Exercise description >> Return each line of the data below exactly, omitting any pictures.

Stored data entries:

****

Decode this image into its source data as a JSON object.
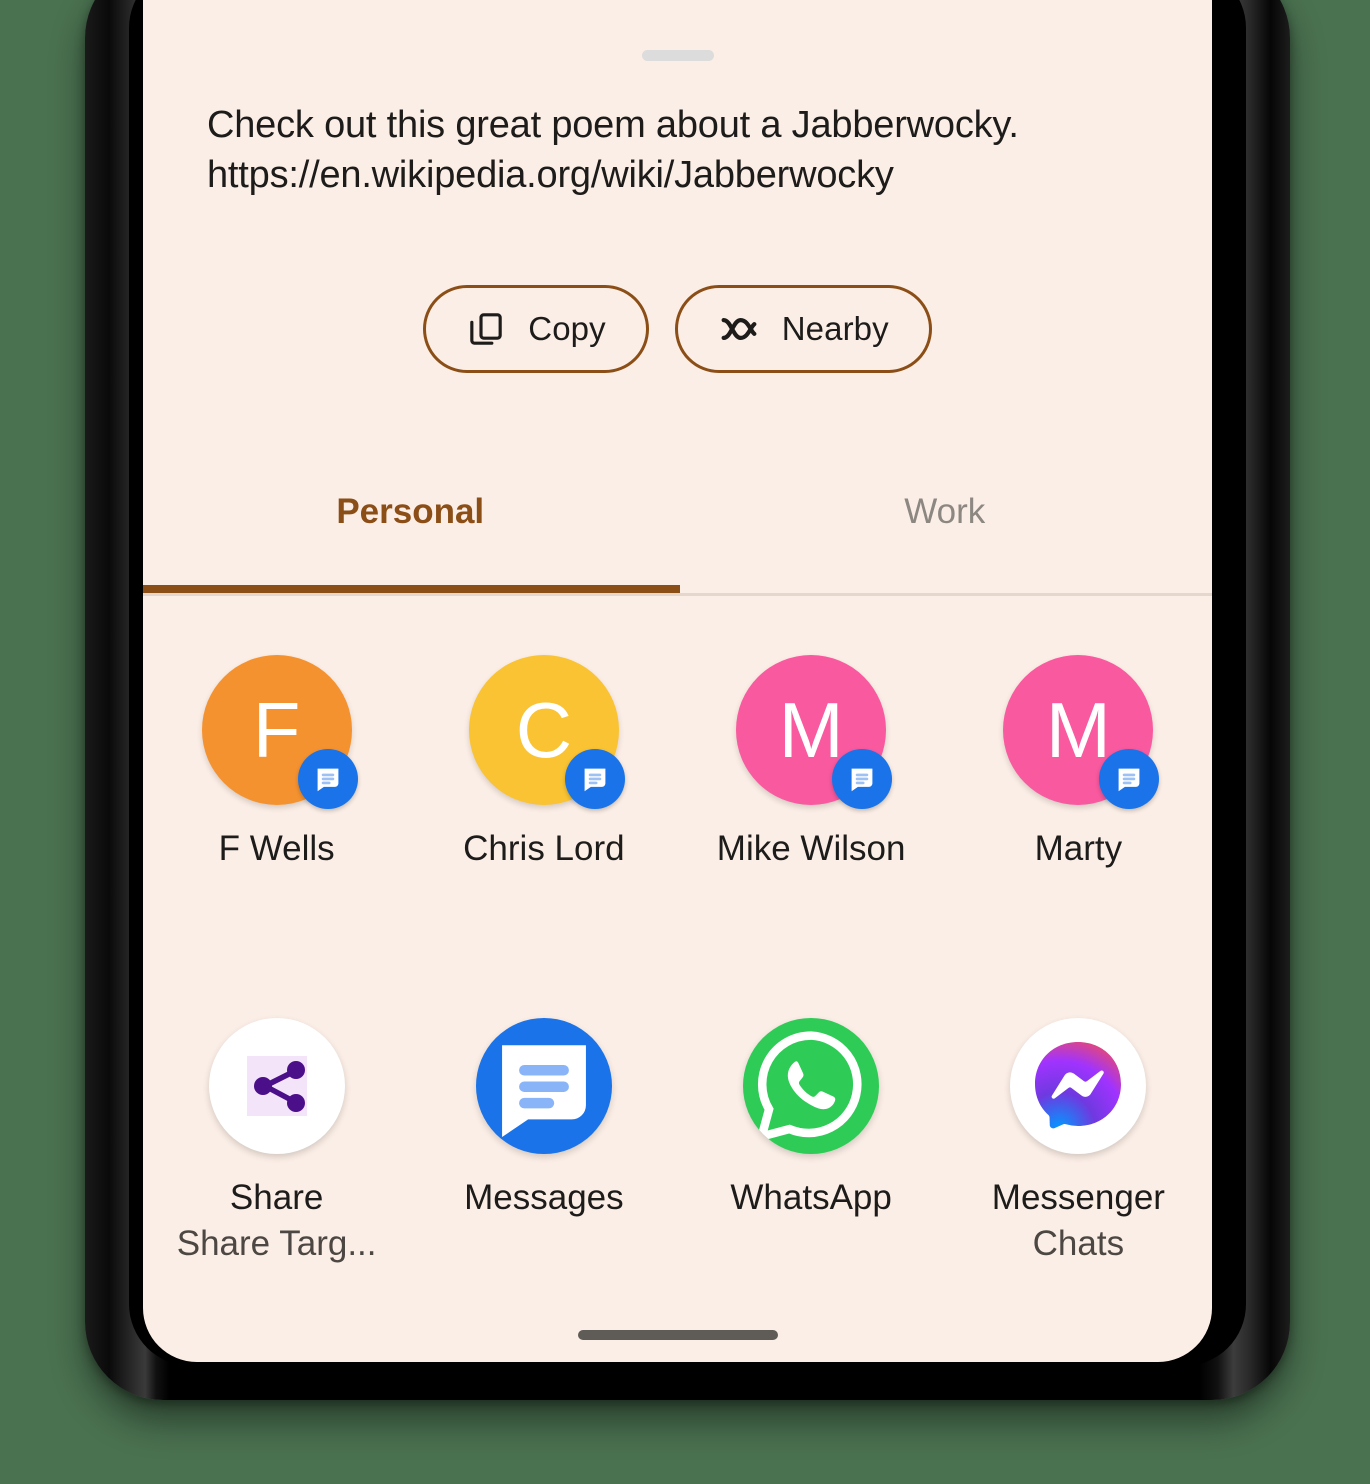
{
  "colors": {
    "page_background": "#4a7150",
    "sheet_background": "#fbeee6",
    "accent_brown": "#8a4e16",
    "text_primary": "#1d1c1a",
    "tab_inactive": "#8c8781",
    "badge_blue": "#1a73e8"
  },
  "share_sheet": {
    "drag_handle": "drag-handle",
    "share_text": {
      "line1": "Check out this great poem about a Jabberwocky.",
      "line2": "https://en.wikipedia.org/wiki/Jabberwocky"
    },
    "actions": [
      {
        "label": "Copy",
        "icon": "copy-icon"
      },
      {
        "label": "Nearby",
        "icon": "nearby-share-icon"
      }
    ],
    "tabs": [
      {
        "label": "Personal",
        "active": true
      },
      {
        "label": "Work",
        "active": false
      }
    ],
    "contacts": [
      {
        "name": "F Wells",
        "initial": "F",
        "color": "#f59230",
        "badge": "messages-badge-icon"
      },
      {
        "name": "Chris Lord",
        "initial": "C",
        "color": "#f9c333",
        "badge": "messages-badge-icon"
      },
      {
        "name": "Mike Wilson",
        "initial": "M",
        "color": "#f9599f",
        "badge": "messages-badge-icon"
      },
      {
        "name": "Marty",
        "initial": "M",
        "color": "#f9599f",
        "badge": "messages-badge-icon"
      }
    ],
    "apps": [
      {
        "name": "Share",
        "subtitle": "Share Targ...",
        "icon": "share-nodes-icon"
      },
      {
        "name": "Messages",
        "subtitle": "",
        "icon": "google-messages-icon"
      },
      {
        "name": "WhatsApp",
        "subtitle": "",
        "icon": "whatsapp-icon"
      },
      {
        "name": "Messenger",
        "subtitle": "Chats",
        "icon": "facebook-messenger-icon"
      }
    ],
    "gesture_bar": "gesture-navigation-bar"
  }
}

****

Written answer >>
Decode this image into its source data as a JSON object.
{
  "colors": {
    "page_background": "#4a7150",
    "sheet_background": "#fbeee6",
    "accent_brown": "#8a4e16",
    "text_primary": "#1d1c1a",
    "tab_inactive": "#8c8781",
    "badge_blue": "#1a73e8"
  },
  "share_sheet": {
    "drag_handle": "drag-handle",
    "share_text": {
      "line1": "Check out this great poem about a Jabberwocky.",
      "line2": "https://en.wikipedia.org/wiki/Jabberwocky"
    },
    "actions": [
      {
        "label": "Copy",
        "icon": "copy-icon"
      },
      {
        "label": "Nearby",
        "icon": "nearby-share-icon"
      }
    ],
    "tabs": [
      {
        "label": "Personal",
        "active": true
      },
      {
        "label": "Work",
        "active": false
      }
    ],
    "contacts": [
      {
        "name": "F Wells",
        "initial": "F",
        "color": "#f59230",
        "badge": "messages-badge-icon"
      },
      {
        "name": "Chris Lord",
        "initial": "C",
        "color": "#f9c333",
        "badge": "messages-badge-icon"
      },
      {
        "name": "Mike Wilson",
        "initial": "M",
        "color": "#f9599f",
        "badge": "messages-badge-icon"
      },
      {
        "name": "Marty",
        "initial": "M",
        "color": "#f9599f",
        "badge": "messages-badge-icon"
      }
    ],
    "apps": [
      {
        "name": "Share",
        "subtitle": "Share Targ...",
        "icon": "share-nodes-icon"
      },
      {
        "name": "Messages",
        "subtitle": "",
        "icon": "google-messages-icon"
      },
      {
        "name": "WhatsApp",
        "subtitle": "",
        "icon": "whatsapp-icon"
      },
      {
        "name": "Messenger",
        "subtitle": "Chats",
        "icon": "facebook-messenger-icon"
      }
    ],
    "gesture_bar": "gesture-navigation-bar"
  }
}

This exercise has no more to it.